── Input ──

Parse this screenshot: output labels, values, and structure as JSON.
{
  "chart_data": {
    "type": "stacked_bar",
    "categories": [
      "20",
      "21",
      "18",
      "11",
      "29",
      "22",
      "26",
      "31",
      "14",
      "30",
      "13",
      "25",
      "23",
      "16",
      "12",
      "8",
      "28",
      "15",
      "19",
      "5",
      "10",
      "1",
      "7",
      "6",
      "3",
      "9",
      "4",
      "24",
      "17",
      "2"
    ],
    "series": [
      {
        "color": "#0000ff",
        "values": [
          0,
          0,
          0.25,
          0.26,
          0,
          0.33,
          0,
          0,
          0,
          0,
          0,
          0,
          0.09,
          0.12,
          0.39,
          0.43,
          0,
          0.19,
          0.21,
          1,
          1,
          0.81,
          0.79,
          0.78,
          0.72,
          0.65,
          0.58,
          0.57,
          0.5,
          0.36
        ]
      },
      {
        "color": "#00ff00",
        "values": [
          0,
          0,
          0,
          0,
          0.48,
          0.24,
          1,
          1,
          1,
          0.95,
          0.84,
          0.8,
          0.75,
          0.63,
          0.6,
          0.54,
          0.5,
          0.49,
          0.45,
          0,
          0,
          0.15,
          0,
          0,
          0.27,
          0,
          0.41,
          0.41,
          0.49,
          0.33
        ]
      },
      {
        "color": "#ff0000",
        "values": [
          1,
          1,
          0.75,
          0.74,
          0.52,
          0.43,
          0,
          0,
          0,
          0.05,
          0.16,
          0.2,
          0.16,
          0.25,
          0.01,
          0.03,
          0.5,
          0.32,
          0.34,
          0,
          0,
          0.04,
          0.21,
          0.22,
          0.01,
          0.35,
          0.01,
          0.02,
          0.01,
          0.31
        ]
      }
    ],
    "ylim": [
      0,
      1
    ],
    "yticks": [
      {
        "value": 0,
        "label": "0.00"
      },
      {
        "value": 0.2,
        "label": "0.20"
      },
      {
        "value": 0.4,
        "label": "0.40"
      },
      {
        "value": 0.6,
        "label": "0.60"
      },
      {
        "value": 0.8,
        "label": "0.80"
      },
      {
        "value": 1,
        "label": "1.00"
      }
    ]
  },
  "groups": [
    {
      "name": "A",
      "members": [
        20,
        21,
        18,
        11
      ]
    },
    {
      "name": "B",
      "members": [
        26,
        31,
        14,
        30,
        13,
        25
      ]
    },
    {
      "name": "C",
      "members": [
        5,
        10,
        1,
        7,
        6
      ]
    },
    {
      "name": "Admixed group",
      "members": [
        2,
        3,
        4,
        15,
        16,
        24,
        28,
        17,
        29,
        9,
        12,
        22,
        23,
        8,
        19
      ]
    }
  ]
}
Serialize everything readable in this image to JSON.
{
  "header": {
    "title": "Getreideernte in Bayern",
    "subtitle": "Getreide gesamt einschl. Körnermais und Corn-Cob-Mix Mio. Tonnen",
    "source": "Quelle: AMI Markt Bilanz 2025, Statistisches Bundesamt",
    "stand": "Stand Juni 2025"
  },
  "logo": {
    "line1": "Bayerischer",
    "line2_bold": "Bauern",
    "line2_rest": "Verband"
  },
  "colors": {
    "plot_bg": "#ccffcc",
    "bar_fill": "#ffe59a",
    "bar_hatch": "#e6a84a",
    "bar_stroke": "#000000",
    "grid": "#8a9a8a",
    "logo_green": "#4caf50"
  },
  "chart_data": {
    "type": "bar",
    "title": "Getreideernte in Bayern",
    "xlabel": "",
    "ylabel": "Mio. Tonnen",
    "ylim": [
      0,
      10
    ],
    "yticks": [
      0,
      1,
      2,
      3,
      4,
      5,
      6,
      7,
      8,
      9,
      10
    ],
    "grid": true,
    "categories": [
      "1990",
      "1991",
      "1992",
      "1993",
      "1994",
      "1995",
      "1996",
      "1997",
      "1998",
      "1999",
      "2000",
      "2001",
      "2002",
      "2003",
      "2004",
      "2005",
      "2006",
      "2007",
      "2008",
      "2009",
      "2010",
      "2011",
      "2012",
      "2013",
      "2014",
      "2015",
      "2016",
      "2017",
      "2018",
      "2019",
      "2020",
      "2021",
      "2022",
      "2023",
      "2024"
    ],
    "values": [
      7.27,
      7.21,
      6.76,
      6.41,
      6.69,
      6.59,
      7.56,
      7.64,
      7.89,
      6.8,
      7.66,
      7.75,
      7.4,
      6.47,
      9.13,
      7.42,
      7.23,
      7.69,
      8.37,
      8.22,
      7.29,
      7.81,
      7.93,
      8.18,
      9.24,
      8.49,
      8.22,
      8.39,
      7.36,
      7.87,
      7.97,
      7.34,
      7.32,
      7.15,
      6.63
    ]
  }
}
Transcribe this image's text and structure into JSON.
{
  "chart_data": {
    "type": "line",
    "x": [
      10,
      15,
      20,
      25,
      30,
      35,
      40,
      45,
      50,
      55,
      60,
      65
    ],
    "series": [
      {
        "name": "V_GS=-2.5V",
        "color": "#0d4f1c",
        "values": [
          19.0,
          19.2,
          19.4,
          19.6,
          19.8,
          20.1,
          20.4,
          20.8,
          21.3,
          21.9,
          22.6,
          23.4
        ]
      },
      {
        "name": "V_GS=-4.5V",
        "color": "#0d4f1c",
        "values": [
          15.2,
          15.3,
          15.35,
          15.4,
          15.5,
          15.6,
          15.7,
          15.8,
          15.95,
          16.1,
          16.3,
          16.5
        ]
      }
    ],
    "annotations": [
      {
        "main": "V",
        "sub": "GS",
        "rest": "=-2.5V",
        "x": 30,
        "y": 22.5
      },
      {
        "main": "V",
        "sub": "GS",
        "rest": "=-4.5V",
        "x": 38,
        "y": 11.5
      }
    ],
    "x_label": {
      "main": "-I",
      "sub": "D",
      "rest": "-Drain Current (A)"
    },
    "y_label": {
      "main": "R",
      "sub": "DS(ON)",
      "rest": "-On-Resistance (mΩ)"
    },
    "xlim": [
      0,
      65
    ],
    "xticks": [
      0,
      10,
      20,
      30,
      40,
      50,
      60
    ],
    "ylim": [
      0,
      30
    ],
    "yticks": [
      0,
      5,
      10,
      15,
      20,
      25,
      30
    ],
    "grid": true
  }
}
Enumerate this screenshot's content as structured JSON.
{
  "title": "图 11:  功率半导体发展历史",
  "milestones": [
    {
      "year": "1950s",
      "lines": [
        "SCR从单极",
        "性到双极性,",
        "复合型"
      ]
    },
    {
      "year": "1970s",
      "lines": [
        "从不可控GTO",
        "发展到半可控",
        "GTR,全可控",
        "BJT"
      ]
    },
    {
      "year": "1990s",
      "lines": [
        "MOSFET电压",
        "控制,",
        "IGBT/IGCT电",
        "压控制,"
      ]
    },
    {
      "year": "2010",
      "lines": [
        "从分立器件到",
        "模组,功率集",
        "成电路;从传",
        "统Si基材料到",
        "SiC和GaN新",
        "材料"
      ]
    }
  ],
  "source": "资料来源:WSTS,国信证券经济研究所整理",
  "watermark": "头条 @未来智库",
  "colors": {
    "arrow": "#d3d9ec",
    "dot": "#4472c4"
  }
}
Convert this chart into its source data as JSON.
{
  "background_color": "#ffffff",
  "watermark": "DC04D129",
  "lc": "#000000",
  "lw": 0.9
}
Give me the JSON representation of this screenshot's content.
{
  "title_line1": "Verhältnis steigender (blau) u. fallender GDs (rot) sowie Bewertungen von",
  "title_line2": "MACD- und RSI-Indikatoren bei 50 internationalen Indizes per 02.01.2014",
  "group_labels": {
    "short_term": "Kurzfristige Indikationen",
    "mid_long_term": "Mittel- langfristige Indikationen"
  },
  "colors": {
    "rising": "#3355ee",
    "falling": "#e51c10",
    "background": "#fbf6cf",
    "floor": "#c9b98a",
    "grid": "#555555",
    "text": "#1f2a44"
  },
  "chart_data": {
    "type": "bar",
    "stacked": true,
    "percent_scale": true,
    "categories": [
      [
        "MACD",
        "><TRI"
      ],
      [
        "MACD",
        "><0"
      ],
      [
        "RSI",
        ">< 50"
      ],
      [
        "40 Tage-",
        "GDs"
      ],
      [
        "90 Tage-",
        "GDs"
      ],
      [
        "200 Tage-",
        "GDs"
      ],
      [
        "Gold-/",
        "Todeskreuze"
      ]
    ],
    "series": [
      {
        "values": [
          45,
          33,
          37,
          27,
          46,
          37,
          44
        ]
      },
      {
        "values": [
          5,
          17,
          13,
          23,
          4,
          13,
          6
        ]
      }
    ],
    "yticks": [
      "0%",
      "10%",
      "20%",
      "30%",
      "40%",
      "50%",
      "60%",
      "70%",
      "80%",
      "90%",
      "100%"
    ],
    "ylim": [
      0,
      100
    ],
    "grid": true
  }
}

───

## Work required
From the line containing "Give me the" through the closing line of the material above, return every line exactly and omit all others.

## Correct response
Give me the JSON representation of this screenshot's content.
{
  "title_line1": "Verhältnis steigender (blau) u. fallender GDs (rot) sowie Bewertungen von",
  "title_line2": "MACD- und RSI-Indikatoren bei 50 internationalen Indizes per 02.01.2014",
  "group_labels": {
    "short_term": "Kurzfristige Indikationen",
    "mid_long_term": "Mittel- langfristige Indikationen"
  },
  "colors": {
    "rising": "#3355ee",
    "falling": "#e51c10",
    "background": "#fbf6cf",
    "floor": "#c9b98a",
    "grid": "#555555",
    "text": "#1f2a44"
  },
  "chart_data": {
    "type": "bar",
    "stacked": true,
    "percent_scale": true,
    "categories": [
      [
        "MACD",
        "><TRI"
      ],
      [
        "MACD",
        "><0"
      ],
      [
        "RSI",
        ">< 50"
      ],
      [
        "40 Tage-",
        "GDs"
      ],
      [
        "90 Tage-",
        "GDs"
      ],
      [
        "200 Tage-",
        "GDs"
      ],
      [
        "Gold-/",
        "Todeskreuze"
      ]
    ],
    "series": [
      {
        "values": [
          45,
          33,
          37,
          27,
          46,
          37,
          44
        ]
      },
      {
        "values": [
          5,
          17,
          13,
          23,
          4,
          13,
          6
        ]
      }
    ],
    "yticks": [
      "0%",
      "10%",
      "20%",
      "30%",
      "40%",
      "50%",
      "60%",
      "70%",
      "80%",
      "90%",
      "100%"
    ],
    "ylim": [
      0,
      100
    ],
    "grid": true
  }
}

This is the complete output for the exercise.